Print all of the lines exactly. Any picture among them stays out.

━━ Extracted data ━━

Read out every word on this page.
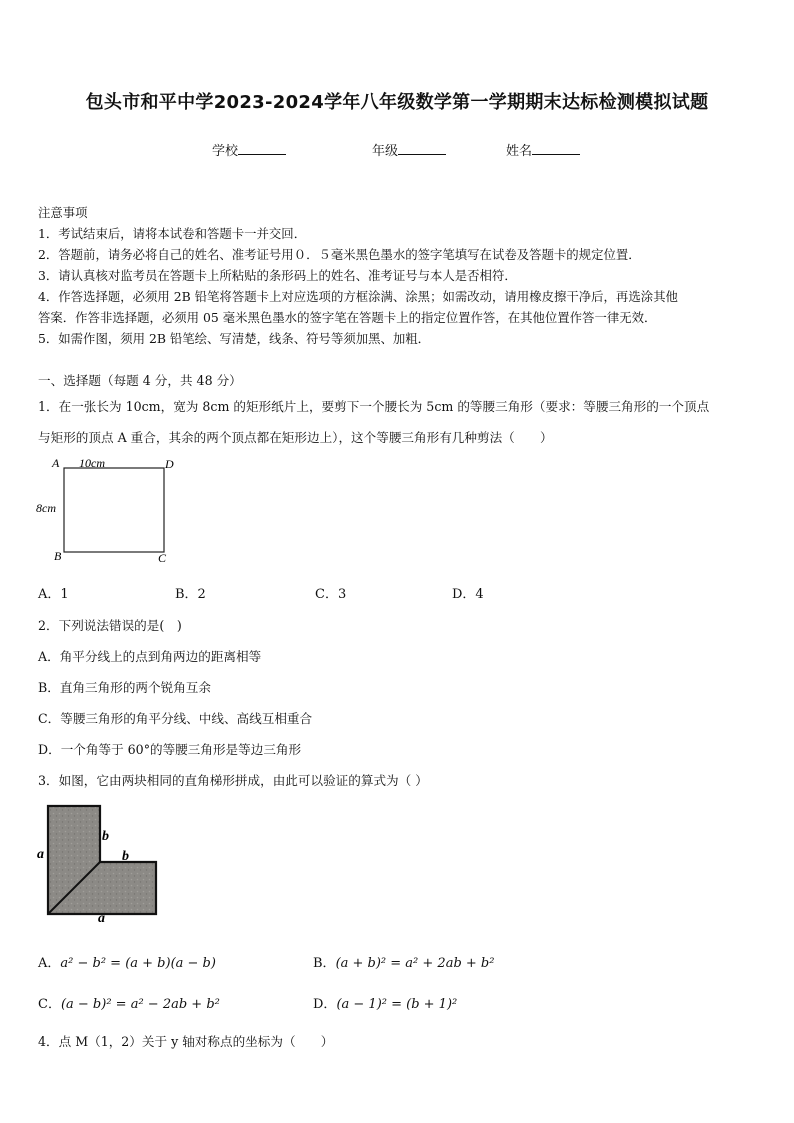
包头市和平中学2023-2024学年八年级数学第一学期期末达标检测模拟试题
学校	年级	姓名
注意事项
1．考试结束后，请将本试卷和答题卡一并交回．
2．答题前，请务必将自己的姓名、准考证号用０．５毫米黑色墨水的签字笔填写在试卷及答题卡的规定位置．
3．请认真核对监考员在答题卡上所粘贴的条形码上的姓名、准考证号与本人是否相符．
4．作答选择题，必须用 2B 铅笔将答题卡上对应选项的方框涂满、涂黑；如需改动，请用橡皮擦干净后，再选涂其他
答案．作答非选择题，必须用 05 毫米黑色墨水的签字笔在答题卡上的指定位置作答，在其他位置作答一律无效．
5．如需作图，须用 2B 铅笔绘、写清楚，线条、符号等须加黑、加粗．
一、选择题（每题 4 分，共 48 分）
1．在一张长为 10cm，宽为 8cm 的矩形纸片上，要剪下一个腰长为 5cm 的等腰三角形（要求：等腰三角形的一个顶点
与矩形的顶点 A 重合，其余的两个顶点都在矩形边上），这个等腰三角形有几种剪法（　　）
A	D
B	C
10cm
8cm
A．1	B．2	C．3	D．4
2．下列说法错误的是(　)
A．角平分线上的点到角两边的距离相等
B．直角三角形的两个锐角互余
C．等腰三角形的角平分线、中线、高线互相重合
D．一个角等于 60°的等腰三角形是等边三角形
3．如图，它由两块相同的直角梯形拼成，由此可以验证的算式为（ ）
a
b
b
a
A．a² − b² = (a + b)(a − b)	B．(a + b)² = a² + 2ab + b²
C．(a − b)² = a² − 2ab + b²	D．(a − 1)² = (b + 1)²
4．点 M（1，2）关于 y 轴对称点的坐标为（　　）
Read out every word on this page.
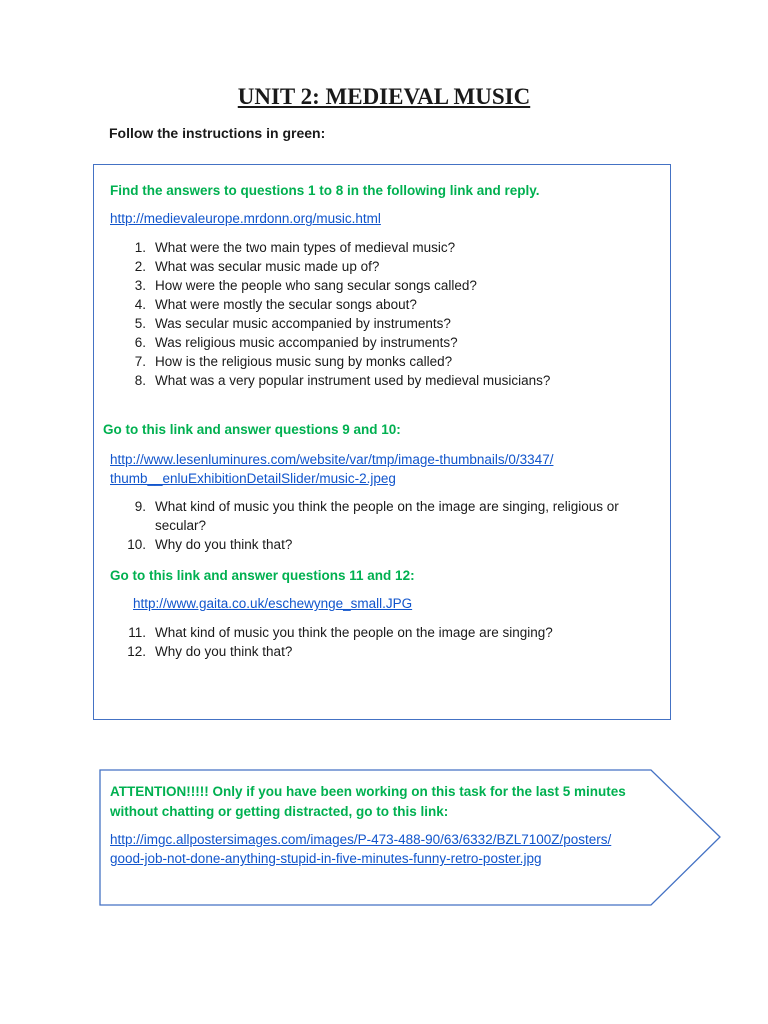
UNIT 2: MEDIEVAL MUSIC

Follow the instructions in green:

Find the answers to questions 1 to 8 in the following link and reply.

http://medievaleurope.mrdonn.org/music.html
1. What were the two main types of medieval music?
2. What was secular music made up of?
3. How were the people who sang secular songs called?
4. What were mostly the secular songs about?
5. Was secular music accompanied by instruments?
6. Was religious music accompanied by instruments?
7. How is the religious music sung by monks called?
8. What was a very popular instrument used by medieval musicians?

Go to this link and answer questions 9 and 10:

http://www.lesenluminures.com/website/var/tmp/image-thumbnails/0/3347/
thumb__enluExhibitionDetailSlider/music-2.jpeg
9. What kind of music you think the people on the image are singing, religious or secular?
10. Why do you think that?

Go to this link and answer questions 11 and 12:

http://www.gaita.co.uk/eschewynge_small.JPG
11. What kind of music you think the people on the image are singing?
12. Why do you think that?

ATTENTION!!!!! Only if you have been working on this task for the last 5 minutes without chatting or getting distracted, go to this link:

http://imgc.allpostersimages.com/images/P-473-488-90/63/6332/BZL7100Z/posters/
good-job-not-done-anything-stupid-in-five-minutes-funny-retro-poster.jpg
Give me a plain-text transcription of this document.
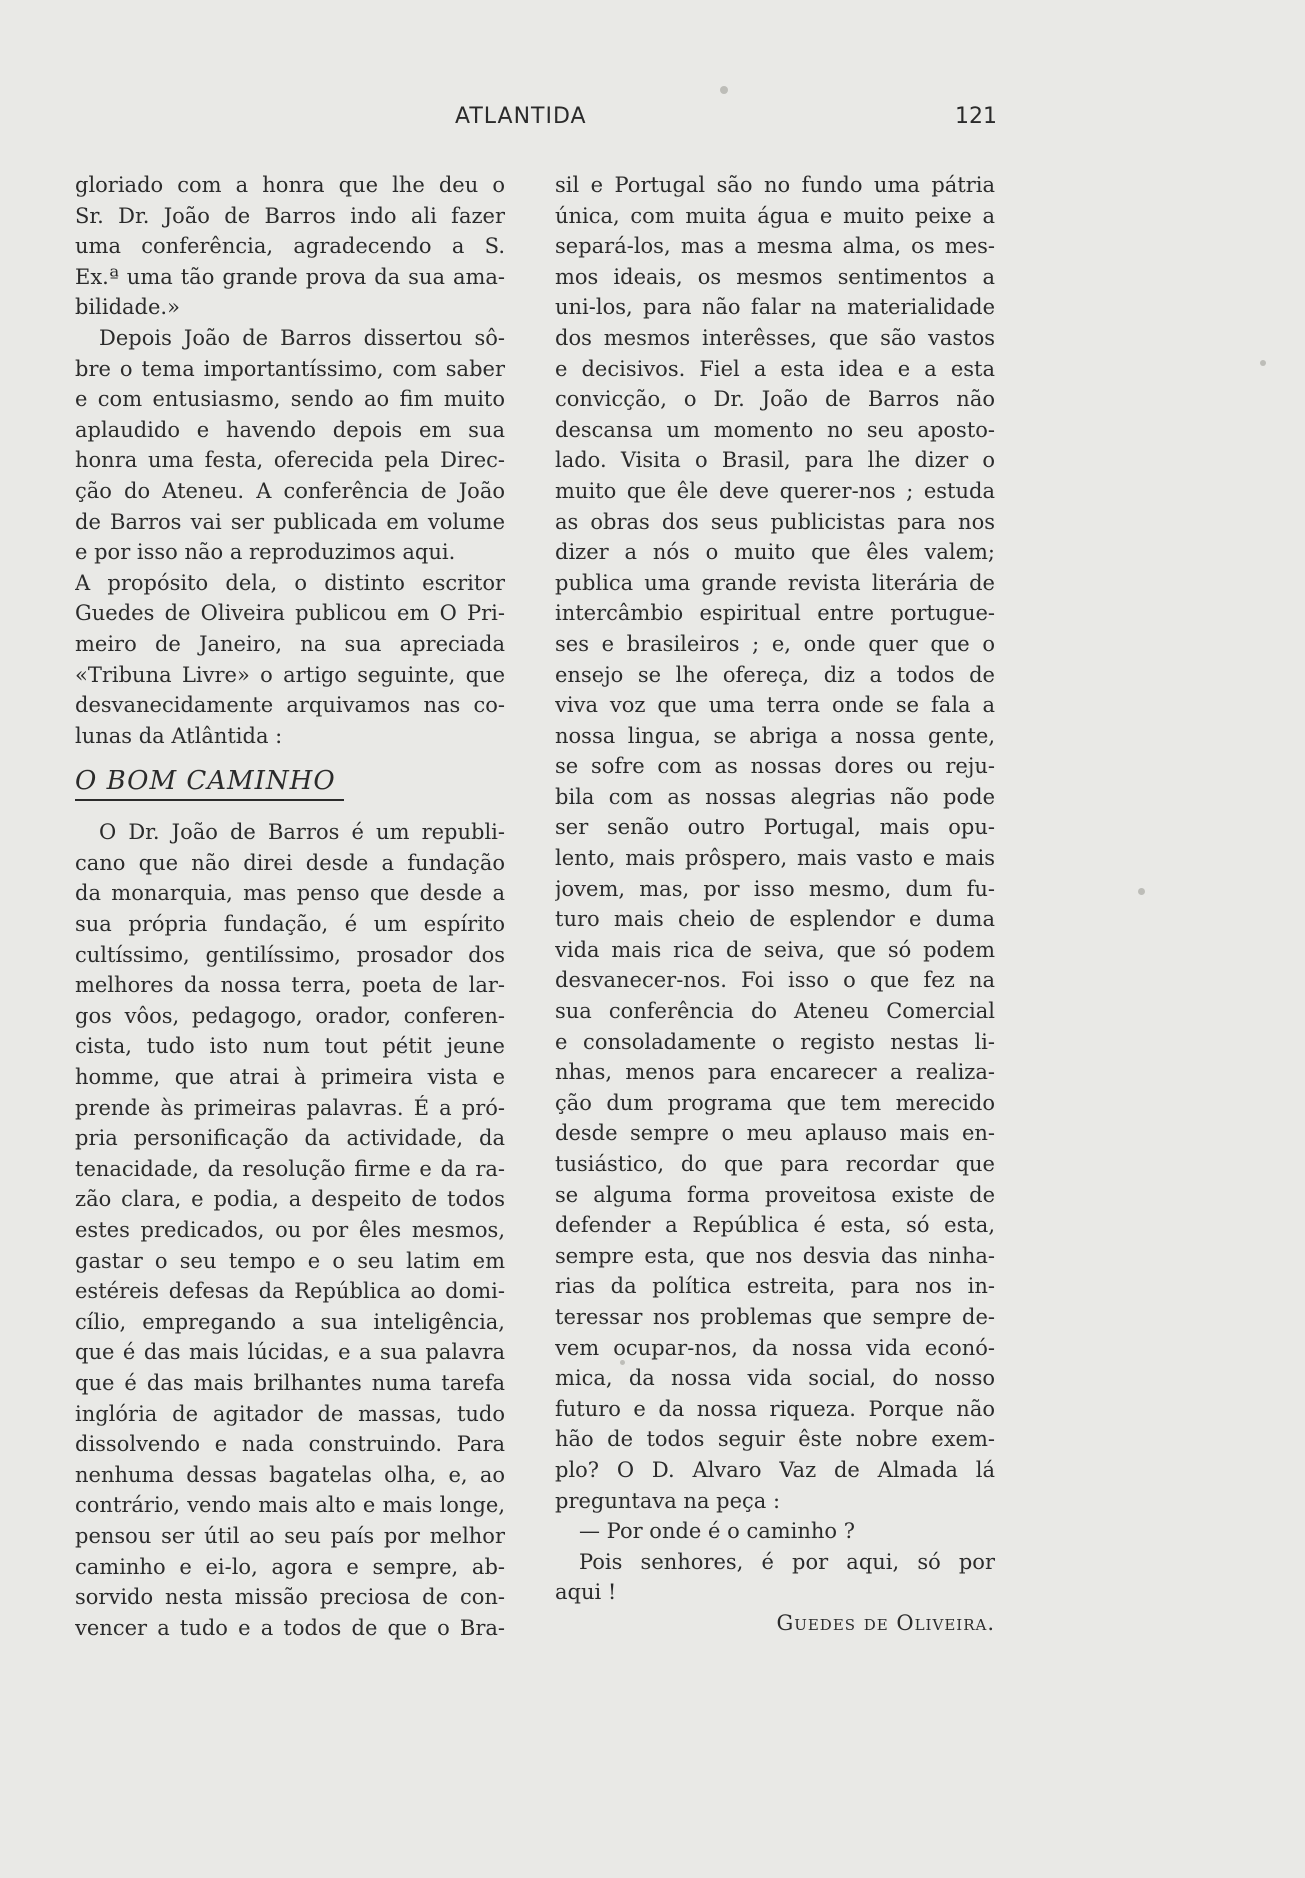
ATLANTIDA	121
gloriado com a honra que lhe deu o
Sr. Dr. João de Barros indo ali fazer
uma conferência, agradecendo a S.
Ex.ª uma tão grande prova da sua ama-
bilidade.»
Depois João de Barros dissertou sô-
bre o tema importantíssimo, com saber
e com entusiasmo, sendo ao fim muito
aplaudido e havendo depois em sua
honra uma festa, oferecida pela Direc-
ção do Ateneu. A conferência de João
de Barros vai ser publicada em volume
e por isso não a reproduzimos aqui.
A propósito dela, o distinto escritor
Guedes de Oliveira publicou em O Pri-
meiro de Janeiro, na sua apreciada
«Tribuna Livre» o artigo seguinte, que
desvanecidamente arquivamos nas co-
lunas da Atlântida :
O BOM CAMINHO
O Dr. João de Barros é um republi-
cano que não direi desde a fundação
da monarquia, mas penso que desde a
sua própria fundação, é um espírito
cultíssimo, gentilíssimo, prosador dos
melhores da nossa terra, poeta de lar-
gos vôos, pedagogo, orador, conferen-
cista, tudo isto num tout pétit jeune
homme, que atrai à primeira vista e
prende às primeiras palavras. É a pró-
pria personificação da actividade, da
tenacidade, da resolução firme e da ra-
zão clara, e podia, a despeito de todos
estes predicados, ou por êles mesmos,
gastar o seu tempo e o seu latim em
estéreis defesas da República ao domi-
cílio, empregando a sua inteligência,
que é das mais lúcidas, e a sua palavra
que é das mais brilhantes numa tarefa
inglória de agitador de massas, tudo
dissolvendo e nada construindo. Para
nenhuma dessas bagatelas olha, e, ao
contrário, vendo mais alto e mais longe,
pensou ser útil ao seu país por melhor
caminho e ei-lo, agora e sempre, ab-
sorvido nesta missão preciosa de con-
vencer a tudo e a todos de que o Bra-
sil e Portugal são no fundo uma pátria
única, com muita água e muito peixe a
separá-los, mas a mesma alma, os mes-
mos ideais, os mesmos sentimentos a
uni-los, para não falar na materialidade
dos mesmos interêsses, que são vastos
e decisivos. Fiel a esta idea e a esta
convicção, o Dr. João de Barros não
descansa um momento no seu aposto-
lado. Visita o Brasil, para lhe dizer o
muito que êle deve querer-nos ; estuda
as obras dos seus publicistas para nos
dizer a nós o muito que êles valem;
publica uma grande revista literária de
intercâmbio espiritual entre portugue-
ses e brasileiros ; e, onde quer que o
ensejo se lhe ofereça, diz a todos de
viva voz que uma terra onde se fala a
nossa lingua, se abriga a nossa gente,
se sofre com as nossas dores ou reju-
bila com as nossas alegrias não pode
ser senão outro Portugal, mais opu-
lento, mais prôspero, mais vasto e mais
jovem, mas, por isso mesmo, dum fu-
turo mais cheio de esplendor e duma
vida mais rica de seiva, que só podem
desvanecer-nos. Foi isso o que fez na
sua conferência do Ateneu Comercial
e consoladamente o registo nestas li-
nhas, menos para encarecer a realiza-
ção dum programa que tem merecido
desde sempre o meu aplauso mais en-
tusiástico, do que para recordar que
se alguma forma proveitosa existe de
defender a República é esta, só esta,
sempre esta, que nos desvia das ninha-
rias da política estreita, para nos in-
teressar nos problemas que sempre de-
vem ocupar-nos, da nossa vida econó-
mica, da nossa vida social, do nosso
futuro e da nossa riqueza. Porque não
hão de todos seguir êste nobre exem-
plo? O D. Alvaro Vaz de Almada lá
preguntava na peça :
— Por onde é o caminho ?
Pois senhores, é por aqui, só por
aqui !
Guedes de Oliveira.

━━━

> _Complete output_:
Read out every word on this page.
包头市和平中学2023-2024学年八年级数学第一学期期末达标检测模拟试题
学校	年级	姓名
注意事项
1．考试结束后，请将本试卷和答题卡一并交回．
2．答题前，请务必将自己的姓名、准考证号用０．５毫米黑色墨水的签字笔填写在试卷及答题卡的规定位置．
3．请认真核对监考员在答题卡上所粘贴的条形码上的姓名、准考证号与本人是否相符．
4．作答选择题，必须用 2B 铅笔将答题卡上对应选项的方框涂满、涂黑；如需改动，请用橡皮擦干净后，再选涂其他
答案．作答非选择题，必须用 05 毫米黑色墨水的签字笔在答题卡上的指定位置作答，在其他位置作答一律无效．
5．如需作图，须用 2B 铅笔绘、写清楚，线条、符号等须加黑、加粗．
一、选择题（每题 4 分，共 48 分）
1．在一张长为 10cm，宽为 8cm 的矩形纸片上，要剪下一个腰长为 5cm 的等腰三角形（要求：等腰三角形的一个顶点
与矩形的顶点 A 重合，其余的两个顶点都在矩形边上），这个等腰三角形有几种剪法（　　）
A	D
B	C
10cm
8cm
A．1	B．2	C．3	D．4
2．下列说法错误的是(　)
A．角平分线上的点到角两边的距离相等
B．直角三角形的两个锐角互余
C．等腰三角形的角平分线、中线、高线互相重合
D．一个角等于 60°的等腰三角形是等边三角形
3．如图，它由两块相同的直角梯形拼成，由此可以验证的算式为（ ）
a
b
b
a
A．a² − b² = (a + b)(a − b)	B．(a + b)² = a² + 2ab + b²
C．(a − b)² = a² − 2ab + b²	D．(a − 1)² = (b + 1)²
4．点 M（1，2）关于 y 轴对称点的坐标为（　　）
Read out every word on this page.
UNIT 2: MEDIEVAL MUSIC

Follow the instructions in green:

Find the answers to questions 1 to 8 in the following link and reply.

http://medievaleurope.mrdonn.org/music.html
1. What were the two main types of medieval music?
2. What was secular music made up of?
3. How were the people who sang secular songs called?
4. What were mostly the secular songs about?
5. Was secular music accompanied by instruments?
6. Was religious music accompanied by instruments?
7. How is the religious music sung by monks called?
8. What was a very popular instrument used by medieval musicians?

Go to this link and answer questions 9 and 10:

http://www.lesenluminures.com/website/var/tmp/image-thumbnails/0/3347/
thumb__enluExhibitionDetailSlider/music-2.jpeg
9. What kind of music you think the people on the image are singing, religious or secular?
10. Why do you think that?

Go to this link and answer questions 11 and 12:

http://www.gaita.co.uk/eschewynge_small.JPG
11. What kind of music you think the people on the image are singing?
12. Why do you think that?

ATTENTION!!!!! Only if you have been working on this task for the last 5 minutes without chatting or getting distracted, go to this link:

http://imgc.allpostersimages.com/images/P-473-488-90/63/6332/BZL7100Z/posters/
good-job-not-done-anything-stupid-in-five-minutes-funny-retro-poster.jpg
Give me a plain-text transcription of this document.
ATLANTIDA	121
gloriado com a honra que lhe deu o
Sr. Dr. João de Barros indo ali fazer
uma conferência, agradecendo a S.
Ex.ª uma tão grande prova da sua ama-
bilidade.»
Depois João de Barros dissertou sô-
bre o tema importantíssimo, com saber
e com entusiasmo, sendo ao fim muito
aplaudido e havendo depois em sua
honra uma festa, oferecida pela Direc-
ção do Ateneu. A conferência de João
de Barros vai ser publicada em volume
e por isso não a reproduzimos aqui.
A propósito dela, o distinto escritor
Guedes de Oliveira publicou em O Pri-
meiro de Janeiro, na sua apreciada
«Tribuna Livre» o artigo seguinte, que
desvanecidamente arquivamos nas co-
lunas da Atlântida :
O BOM CAMINHO
O Dr. João de Barros é um republi-
cano que não direi desde a fundação
da monarquia, mas penso que desde a
sua própria fundação, é um espírito
cultíssimo, gentilíssimo, prosador dos
melhores da nossa terra, poeta de lar-
gos vôos, pedagogo, orador, conferen-
cista, tudo isto num tout pétit jeune
homme, que atrai à primeira vista e
prende às primeiras palavras. É a pró-
pria personificação da actividade, da
tenacidade, da resolução firme e da ra-
zão clara, e podia, a despeito de todos
estes predicados, ou por êles mesmos,
gastar o seu tempo e o seu latim em
estéreis defesas da República ao domi-
cílio, empregando a sua inteligência,
que é das mais lúcidas, e a sua palavra
que é das mais brilhantes numa tarefa
inglória de agitador de massas, tudo
dissolvendo e nada construindo. Para
nenhuma dessas bagatelas olha, e, ao
contrário, vendo mais alto e mais longe,
pensou ser útil ao seu país por melhor
caminho e ei-lo, agora e sempre, ab-
sorvido nesta missão preciosa de con-
vencer a tudo e a todos de que o Bra-
sil e Portugal são no fundo uma pátria
única, com muita água e muito peixe a
separá-los, mas a mesma alma, os mes-
mos ideais, os mesmos sentimentos a
uni-los, para não falar na materialidade
dos mesmos interêsses, que são vastos
e decisivos. Fiel a esta idea e a esta
convicção, o Dr. João de Barros não
descansa um momento no seu aposto-
lado. Visita o Brasil, para lhe dizer o
muito que êle deve querer-nos ; estuda
as obras dos seus publicistas para nos
dizer a nós o muito que êles valem;
publica uma grande revista literária de
intercâmbio espiritual entre portugue-
ses e brasileiros ; e, onde quer que o
ensejo se lhe ofereça, diz a todos de
viva voz que uma terra onde se fala a
nossa lingua, se abriga a nossa gente,
se sofre com as nossas dores ou reju-
bila com as nossas alegrias não pode
ser senão outro Portugal, mais opu-
lento, mais prôspero, mais vasto e mais
jovem, mas, por isso mesmo, dum fu-
turo mais cheio de esplendor e duma
vida mais rica de seiva, que só podem
desvanecer-nos. Foi isso o que fez na
sua conferência do Ateneu Comercial
e consoladamente o registo nestas li-
nhas, menos para encarecer a realiza-
ção dum programa que tem merecido
desde sempre o meu aplauso mais en-
tusiástico, do que para recordar que
se alguma forma proveitosa existe de
defender a República é esta, só esta,
sempre esta, que nos desvia das ninha-
rias da política estreita, para nos in-
teressar nos problemas que sempre de-
vem ocupar-nos, da nossa vida econó-
mica, da nossa vida social, do nosso
futuro e da nossa riqueza. Porque não
hão de todos seguir êste nobre exem-
plo? O D. Alvaro Vaz de Almada lá
preguntava na peça :
— Por onde é o caminho ?
Pois senhores, é por aqui, só por
aqui !
Guedes de Oliveira.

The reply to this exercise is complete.